Data shown:
↓↓↓

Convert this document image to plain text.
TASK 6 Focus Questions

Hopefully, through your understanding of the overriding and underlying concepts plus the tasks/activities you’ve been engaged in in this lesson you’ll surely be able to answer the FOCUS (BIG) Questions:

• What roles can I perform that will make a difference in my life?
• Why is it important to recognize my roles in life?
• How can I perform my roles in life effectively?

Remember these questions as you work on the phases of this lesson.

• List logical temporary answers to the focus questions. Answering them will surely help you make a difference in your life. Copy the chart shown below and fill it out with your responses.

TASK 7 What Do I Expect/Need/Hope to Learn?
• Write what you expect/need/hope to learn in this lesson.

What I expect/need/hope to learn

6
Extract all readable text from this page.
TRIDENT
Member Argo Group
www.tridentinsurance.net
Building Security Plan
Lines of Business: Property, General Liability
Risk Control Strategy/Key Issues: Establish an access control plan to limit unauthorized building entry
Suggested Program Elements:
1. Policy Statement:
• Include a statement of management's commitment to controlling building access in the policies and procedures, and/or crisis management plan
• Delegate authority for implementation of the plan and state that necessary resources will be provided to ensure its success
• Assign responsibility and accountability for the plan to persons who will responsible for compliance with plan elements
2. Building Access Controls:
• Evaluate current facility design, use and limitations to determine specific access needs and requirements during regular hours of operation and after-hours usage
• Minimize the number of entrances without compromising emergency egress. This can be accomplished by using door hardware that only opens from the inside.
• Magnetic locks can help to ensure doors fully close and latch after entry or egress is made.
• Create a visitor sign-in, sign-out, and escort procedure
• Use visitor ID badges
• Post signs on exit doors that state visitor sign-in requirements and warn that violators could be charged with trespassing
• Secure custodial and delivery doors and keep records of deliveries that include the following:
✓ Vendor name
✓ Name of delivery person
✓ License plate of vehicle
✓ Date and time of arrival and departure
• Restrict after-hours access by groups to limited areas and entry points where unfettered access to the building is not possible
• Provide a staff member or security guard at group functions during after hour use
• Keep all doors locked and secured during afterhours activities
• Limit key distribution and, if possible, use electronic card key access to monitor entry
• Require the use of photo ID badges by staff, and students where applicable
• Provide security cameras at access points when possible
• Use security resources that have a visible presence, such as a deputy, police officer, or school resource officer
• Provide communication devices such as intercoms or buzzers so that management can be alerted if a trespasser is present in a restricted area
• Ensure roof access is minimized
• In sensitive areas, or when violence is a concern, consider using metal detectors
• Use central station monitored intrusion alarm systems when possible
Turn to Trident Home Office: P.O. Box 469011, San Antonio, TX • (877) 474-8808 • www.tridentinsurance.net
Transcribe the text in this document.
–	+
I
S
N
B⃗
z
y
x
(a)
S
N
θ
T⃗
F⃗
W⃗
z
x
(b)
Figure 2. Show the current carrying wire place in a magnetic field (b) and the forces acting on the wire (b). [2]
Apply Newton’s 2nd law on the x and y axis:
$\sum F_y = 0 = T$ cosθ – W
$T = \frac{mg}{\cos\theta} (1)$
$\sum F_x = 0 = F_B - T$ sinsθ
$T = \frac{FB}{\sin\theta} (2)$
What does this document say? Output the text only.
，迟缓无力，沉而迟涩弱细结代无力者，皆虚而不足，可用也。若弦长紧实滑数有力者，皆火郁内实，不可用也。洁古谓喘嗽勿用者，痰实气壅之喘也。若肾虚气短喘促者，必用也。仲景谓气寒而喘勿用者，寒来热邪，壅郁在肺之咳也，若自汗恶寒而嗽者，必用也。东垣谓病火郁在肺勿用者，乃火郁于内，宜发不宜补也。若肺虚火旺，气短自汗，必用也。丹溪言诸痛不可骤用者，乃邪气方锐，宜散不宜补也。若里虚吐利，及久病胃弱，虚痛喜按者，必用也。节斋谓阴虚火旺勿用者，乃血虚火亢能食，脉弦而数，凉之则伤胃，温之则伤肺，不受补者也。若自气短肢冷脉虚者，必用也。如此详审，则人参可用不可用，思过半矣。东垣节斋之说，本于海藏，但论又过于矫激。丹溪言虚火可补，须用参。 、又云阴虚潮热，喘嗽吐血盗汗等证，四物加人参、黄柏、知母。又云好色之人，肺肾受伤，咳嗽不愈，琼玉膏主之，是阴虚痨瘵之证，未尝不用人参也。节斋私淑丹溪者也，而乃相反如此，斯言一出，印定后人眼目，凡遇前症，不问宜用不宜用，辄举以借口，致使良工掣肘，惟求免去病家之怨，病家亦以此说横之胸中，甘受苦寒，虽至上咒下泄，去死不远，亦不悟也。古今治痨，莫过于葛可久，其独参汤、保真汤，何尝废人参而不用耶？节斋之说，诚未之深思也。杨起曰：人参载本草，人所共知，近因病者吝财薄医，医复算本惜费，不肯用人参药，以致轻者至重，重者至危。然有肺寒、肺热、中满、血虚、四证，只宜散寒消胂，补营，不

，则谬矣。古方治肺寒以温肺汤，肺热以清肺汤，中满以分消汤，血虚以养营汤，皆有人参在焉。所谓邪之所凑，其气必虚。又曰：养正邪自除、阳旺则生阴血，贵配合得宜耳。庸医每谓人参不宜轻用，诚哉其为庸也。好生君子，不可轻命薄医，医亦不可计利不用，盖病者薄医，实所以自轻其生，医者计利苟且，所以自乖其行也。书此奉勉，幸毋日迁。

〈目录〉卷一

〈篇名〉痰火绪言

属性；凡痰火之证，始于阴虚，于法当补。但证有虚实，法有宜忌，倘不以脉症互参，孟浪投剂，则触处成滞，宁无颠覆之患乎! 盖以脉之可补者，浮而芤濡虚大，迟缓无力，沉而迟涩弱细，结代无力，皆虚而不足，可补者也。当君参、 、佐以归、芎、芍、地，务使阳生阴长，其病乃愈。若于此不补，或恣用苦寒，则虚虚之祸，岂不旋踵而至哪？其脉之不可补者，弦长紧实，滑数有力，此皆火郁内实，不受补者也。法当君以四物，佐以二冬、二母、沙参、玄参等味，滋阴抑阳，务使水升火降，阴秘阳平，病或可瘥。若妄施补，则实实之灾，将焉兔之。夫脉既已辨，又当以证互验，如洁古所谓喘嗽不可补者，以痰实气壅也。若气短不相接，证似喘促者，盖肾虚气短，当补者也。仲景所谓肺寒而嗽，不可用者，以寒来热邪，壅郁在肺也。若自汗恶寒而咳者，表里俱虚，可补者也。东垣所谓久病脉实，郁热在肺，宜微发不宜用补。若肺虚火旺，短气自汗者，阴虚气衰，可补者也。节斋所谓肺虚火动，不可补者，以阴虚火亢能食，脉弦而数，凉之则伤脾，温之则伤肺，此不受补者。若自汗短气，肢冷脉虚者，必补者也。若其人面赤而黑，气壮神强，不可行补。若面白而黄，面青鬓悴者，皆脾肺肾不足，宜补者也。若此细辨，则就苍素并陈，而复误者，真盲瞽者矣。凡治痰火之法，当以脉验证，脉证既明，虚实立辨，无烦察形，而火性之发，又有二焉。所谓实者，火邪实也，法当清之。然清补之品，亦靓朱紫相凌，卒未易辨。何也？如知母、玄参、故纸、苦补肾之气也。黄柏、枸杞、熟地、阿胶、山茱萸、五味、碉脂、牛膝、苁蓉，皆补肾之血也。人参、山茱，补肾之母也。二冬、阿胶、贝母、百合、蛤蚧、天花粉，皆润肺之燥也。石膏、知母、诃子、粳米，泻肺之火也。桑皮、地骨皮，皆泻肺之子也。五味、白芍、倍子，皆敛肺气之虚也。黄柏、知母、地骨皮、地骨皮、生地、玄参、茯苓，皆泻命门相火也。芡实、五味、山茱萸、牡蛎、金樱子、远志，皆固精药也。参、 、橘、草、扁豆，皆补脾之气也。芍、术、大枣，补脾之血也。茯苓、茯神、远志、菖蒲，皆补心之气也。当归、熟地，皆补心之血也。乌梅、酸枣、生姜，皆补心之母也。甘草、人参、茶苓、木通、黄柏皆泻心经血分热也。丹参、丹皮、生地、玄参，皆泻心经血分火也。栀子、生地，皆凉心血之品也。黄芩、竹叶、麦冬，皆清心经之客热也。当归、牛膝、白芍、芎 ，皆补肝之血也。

↑↑↑

Exercise prompt: Take every line containing the word "doors" and copy it.

Reply to the task:
• Magnetic locks can help to ensure doors fully close and latch after entry or egress is made.
• Post signs on exit doors that state visitor sign-in requirements and warn that violators could be charged with trespassing
• Secure custodial and delivery doors and keep records of deliveries that include the following:
• Keep all doors locked and secured during afterhours activities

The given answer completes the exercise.